Data records:
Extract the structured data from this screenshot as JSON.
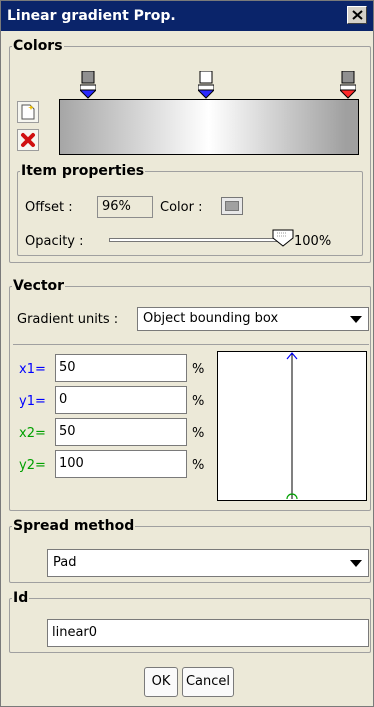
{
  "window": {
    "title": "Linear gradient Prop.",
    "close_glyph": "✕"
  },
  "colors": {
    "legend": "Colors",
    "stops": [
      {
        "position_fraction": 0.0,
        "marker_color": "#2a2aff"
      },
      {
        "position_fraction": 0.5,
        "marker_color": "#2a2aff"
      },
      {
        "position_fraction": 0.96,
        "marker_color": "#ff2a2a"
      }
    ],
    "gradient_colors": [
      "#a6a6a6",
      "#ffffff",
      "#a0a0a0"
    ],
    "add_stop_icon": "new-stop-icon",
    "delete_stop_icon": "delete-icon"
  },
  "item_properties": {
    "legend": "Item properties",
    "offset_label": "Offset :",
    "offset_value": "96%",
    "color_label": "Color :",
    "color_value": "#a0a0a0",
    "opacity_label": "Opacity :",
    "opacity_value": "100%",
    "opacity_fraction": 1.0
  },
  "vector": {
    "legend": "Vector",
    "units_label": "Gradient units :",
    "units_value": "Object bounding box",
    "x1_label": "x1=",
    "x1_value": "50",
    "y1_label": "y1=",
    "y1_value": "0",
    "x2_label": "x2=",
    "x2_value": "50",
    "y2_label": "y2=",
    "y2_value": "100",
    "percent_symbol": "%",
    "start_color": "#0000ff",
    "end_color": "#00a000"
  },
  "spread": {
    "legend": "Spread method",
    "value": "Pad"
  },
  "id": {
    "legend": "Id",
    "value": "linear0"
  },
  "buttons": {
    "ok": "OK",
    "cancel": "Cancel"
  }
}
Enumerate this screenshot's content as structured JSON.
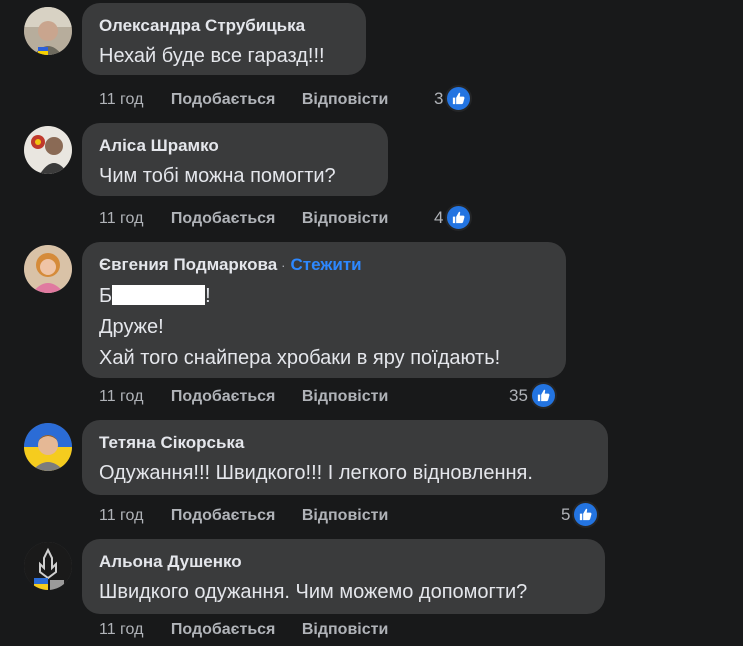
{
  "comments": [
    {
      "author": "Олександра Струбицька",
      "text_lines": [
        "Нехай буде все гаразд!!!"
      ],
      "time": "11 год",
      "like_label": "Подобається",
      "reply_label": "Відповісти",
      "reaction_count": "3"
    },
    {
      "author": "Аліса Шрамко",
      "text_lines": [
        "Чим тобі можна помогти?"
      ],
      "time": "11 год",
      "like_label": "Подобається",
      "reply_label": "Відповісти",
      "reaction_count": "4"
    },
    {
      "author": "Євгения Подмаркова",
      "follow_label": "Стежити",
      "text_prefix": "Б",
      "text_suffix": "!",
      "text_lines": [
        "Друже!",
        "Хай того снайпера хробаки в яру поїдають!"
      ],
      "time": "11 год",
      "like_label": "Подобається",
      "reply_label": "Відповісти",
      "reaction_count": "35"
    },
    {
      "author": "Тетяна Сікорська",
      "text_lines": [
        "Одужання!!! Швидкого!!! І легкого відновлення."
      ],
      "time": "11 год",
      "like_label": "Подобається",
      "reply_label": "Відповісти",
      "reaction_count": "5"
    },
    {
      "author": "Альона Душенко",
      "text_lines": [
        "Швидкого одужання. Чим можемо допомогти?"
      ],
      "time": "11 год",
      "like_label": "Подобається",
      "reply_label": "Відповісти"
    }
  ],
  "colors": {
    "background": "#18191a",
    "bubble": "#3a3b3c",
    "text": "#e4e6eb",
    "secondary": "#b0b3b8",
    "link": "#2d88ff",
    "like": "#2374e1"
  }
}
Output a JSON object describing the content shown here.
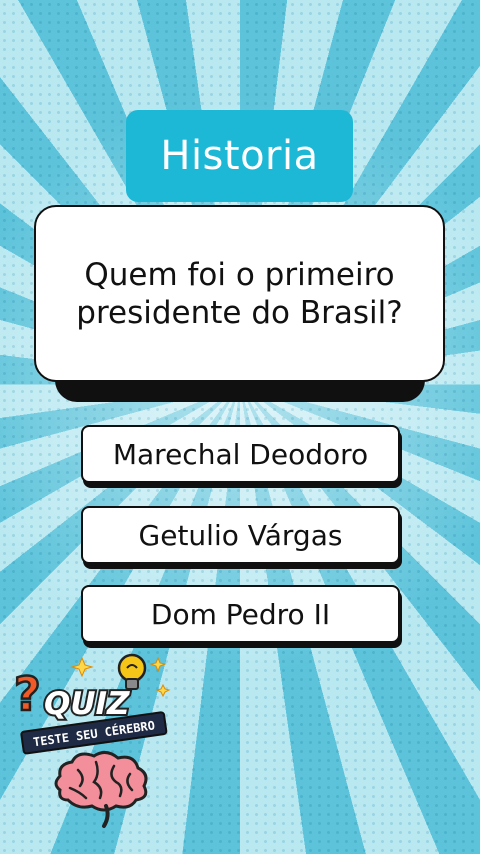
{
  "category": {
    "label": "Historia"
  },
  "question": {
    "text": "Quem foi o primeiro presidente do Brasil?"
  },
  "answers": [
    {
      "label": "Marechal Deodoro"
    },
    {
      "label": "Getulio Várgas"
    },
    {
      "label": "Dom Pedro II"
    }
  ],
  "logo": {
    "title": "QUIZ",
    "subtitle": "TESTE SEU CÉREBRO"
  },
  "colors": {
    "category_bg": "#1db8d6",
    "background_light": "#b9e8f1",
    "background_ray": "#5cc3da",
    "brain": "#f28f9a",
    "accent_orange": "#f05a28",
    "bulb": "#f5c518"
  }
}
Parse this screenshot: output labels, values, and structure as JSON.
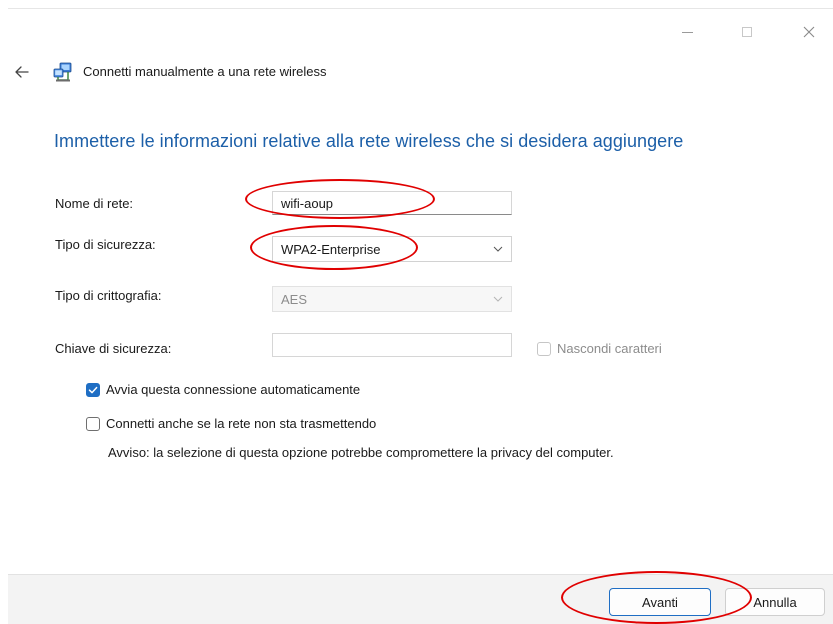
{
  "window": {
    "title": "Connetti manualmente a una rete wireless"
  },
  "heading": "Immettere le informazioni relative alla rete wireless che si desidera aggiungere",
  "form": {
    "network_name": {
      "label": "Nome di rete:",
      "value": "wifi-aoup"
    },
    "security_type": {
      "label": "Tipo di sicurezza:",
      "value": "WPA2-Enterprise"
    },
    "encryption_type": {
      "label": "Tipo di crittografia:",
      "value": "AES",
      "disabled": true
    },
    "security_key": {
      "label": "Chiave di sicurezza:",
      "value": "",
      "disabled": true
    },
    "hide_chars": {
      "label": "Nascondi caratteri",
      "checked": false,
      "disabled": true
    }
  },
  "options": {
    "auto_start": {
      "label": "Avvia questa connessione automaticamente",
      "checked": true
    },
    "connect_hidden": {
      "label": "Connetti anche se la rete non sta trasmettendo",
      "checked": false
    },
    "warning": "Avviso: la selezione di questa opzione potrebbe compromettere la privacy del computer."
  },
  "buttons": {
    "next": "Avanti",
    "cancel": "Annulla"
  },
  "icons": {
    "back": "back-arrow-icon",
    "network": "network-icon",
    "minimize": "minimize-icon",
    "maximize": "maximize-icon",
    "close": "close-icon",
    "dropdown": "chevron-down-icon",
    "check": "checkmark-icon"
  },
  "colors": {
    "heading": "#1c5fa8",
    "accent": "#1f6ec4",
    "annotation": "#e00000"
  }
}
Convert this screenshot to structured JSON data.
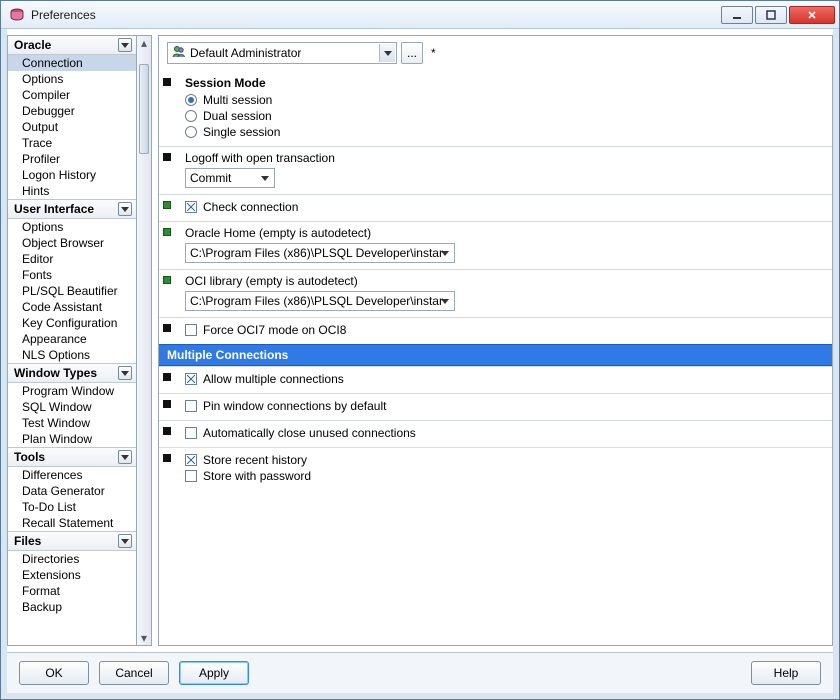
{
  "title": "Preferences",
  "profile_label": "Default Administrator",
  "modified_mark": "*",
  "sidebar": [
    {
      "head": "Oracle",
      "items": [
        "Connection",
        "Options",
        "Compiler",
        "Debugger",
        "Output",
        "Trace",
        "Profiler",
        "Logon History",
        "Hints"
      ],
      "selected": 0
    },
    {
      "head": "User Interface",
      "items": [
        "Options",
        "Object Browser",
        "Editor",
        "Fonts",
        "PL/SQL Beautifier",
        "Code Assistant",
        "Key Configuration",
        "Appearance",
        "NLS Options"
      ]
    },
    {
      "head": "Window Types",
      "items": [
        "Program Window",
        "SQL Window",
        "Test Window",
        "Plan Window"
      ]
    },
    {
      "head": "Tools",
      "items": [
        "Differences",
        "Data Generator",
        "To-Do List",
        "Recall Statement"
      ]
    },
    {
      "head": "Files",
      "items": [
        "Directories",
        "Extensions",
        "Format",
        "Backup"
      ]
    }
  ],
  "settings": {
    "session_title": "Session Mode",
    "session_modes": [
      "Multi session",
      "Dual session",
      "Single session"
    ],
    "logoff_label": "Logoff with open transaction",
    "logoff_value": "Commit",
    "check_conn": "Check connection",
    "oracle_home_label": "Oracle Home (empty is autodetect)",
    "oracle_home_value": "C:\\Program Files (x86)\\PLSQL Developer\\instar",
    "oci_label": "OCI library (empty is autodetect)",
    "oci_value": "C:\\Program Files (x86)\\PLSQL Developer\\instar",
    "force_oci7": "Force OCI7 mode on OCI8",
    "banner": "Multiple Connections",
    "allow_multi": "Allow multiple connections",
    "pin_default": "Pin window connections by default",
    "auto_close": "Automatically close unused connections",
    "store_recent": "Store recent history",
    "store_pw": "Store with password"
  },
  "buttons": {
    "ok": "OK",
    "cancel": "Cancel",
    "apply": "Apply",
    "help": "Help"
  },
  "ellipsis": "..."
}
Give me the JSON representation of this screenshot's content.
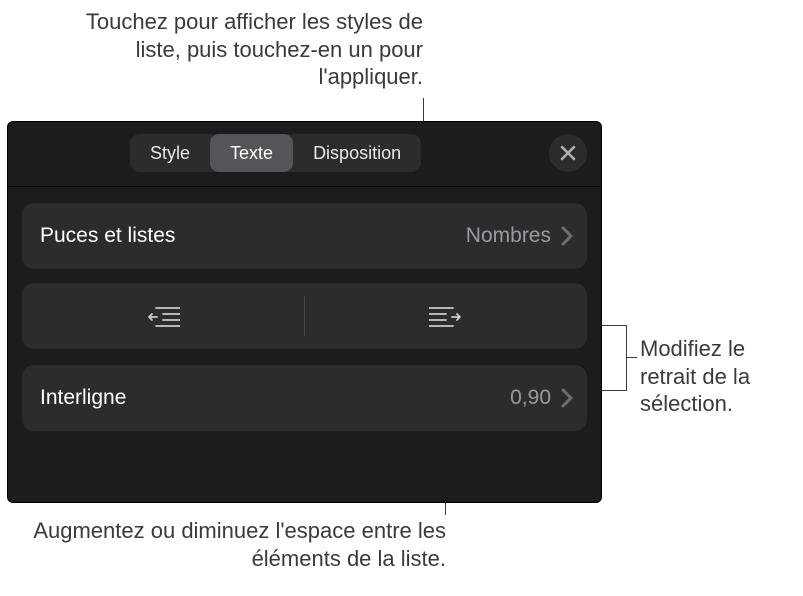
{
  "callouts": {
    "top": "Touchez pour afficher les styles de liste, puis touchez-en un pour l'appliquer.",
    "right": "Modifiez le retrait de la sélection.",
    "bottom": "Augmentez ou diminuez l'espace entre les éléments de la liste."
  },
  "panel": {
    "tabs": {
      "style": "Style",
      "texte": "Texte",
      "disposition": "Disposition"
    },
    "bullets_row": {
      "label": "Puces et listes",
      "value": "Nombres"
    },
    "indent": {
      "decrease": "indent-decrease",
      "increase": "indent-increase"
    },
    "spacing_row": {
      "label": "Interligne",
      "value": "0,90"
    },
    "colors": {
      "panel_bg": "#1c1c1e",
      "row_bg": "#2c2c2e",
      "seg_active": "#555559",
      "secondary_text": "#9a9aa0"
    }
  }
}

# DIRECTION
Write out only the lines from the line containing "Give me the" through the end of the material above, both end lines included. Pictures are not written out.

# FULL SOLUTION
Give me the JSON representation of this screenshot's content.
{
  "callouts": {
    "top": "Touchez pour afficher les styles de liste, puis touchez-en un pour l'appliquer.",
    "right": "Modifiez le retrait de la sélection.",
    "bottom": "Augmentez ou diminuez l'espace entre les éléments de la liste."
  },
  "panel": {
    "tabs": {
      "style": "Style",
      "texte": "Texte",
      "disposition": "Disposition"
    },
    "bullets_row": {
      "label": "Puces et listes",
      "value": "Nombres"
    },
    "indent": {
      "decrease": "indent-decrease",
      "increase": "indent-increase"
    },
    "spacing_row": {
      "label": "Interligne",
      "value": "0,90"
    },
    "colors": {
      "panel_bg": "#1c1c1e",
      "row_bg": "#2c2c2e",
      "seg_active": "#555559",
      "secondary_text": "#9a9aa0"
    }
  }
}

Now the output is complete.